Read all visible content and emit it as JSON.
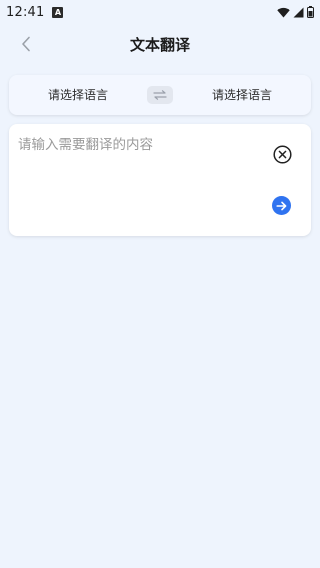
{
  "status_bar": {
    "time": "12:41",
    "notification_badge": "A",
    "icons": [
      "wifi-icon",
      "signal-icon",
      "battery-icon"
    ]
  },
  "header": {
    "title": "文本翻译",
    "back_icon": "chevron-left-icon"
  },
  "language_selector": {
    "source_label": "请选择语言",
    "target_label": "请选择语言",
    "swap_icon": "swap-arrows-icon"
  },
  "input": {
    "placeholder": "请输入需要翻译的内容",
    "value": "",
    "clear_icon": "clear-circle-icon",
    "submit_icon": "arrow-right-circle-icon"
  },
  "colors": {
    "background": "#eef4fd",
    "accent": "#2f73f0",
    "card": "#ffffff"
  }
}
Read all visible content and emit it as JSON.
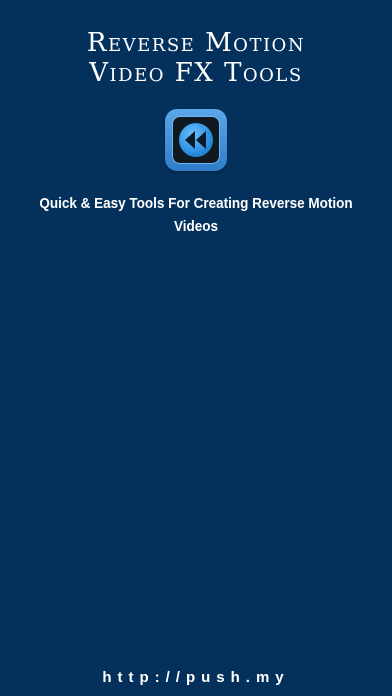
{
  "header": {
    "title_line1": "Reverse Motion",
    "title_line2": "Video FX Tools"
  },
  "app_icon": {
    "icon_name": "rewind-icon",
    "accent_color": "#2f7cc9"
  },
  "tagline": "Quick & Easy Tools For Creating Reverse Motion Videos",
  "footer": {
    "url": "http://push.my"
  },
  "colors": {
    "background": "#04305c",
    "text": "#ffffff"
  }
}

=== Work to complete ===
Do not include images; quote all of the entries above exactly.

=== Result of this exercise ===
Read all visible content and emit it as JSON.
{
  "status_bar": {
    "time": "12:41",
    "notification_badge": "A",
    "icons": [
      "wifi-icon",
      "signal-icon",
      "battery-icon"
    ]
  },
  "header": {
    "title": "文本翻译",
    "back_icon": "chevron-left-icon"
  },
  "language_selector": {
    "source_label": "请选择语言",
    "target_label": "请选择语言",
    "swap_icon": "swap-arrows-icon"
  },
  "input": {
    "placeholder": "请输入需要翻译的内容",
    "value": "",
    "clear_icon": "clear-circle-icon",
    "submit_icon": "arrow-right-circle-icon"
  },
  "colors": {
    "background": "#eef4fd",
    "accent": "#2f73f0",
    "card": "#ffffff"
  }
}
Read all visible content and emit it as JSON.
{
  "header": {
    "title_line1": "Reverse Motion",
    "title_line2": "Video FX Tools"
  },
  "app_icon": {
    "icon_name": "rewind-icon",
    "accent_color": "#2f7cc9"
  },
  "tagline": "Quick & Easy Tools For Creating Reverse Motion Videos",
  "footer": {
    "url": "http://push.my"
  },
  "colors": {
    "background": "#04305c",
    "text": "#ffffff"
  }
}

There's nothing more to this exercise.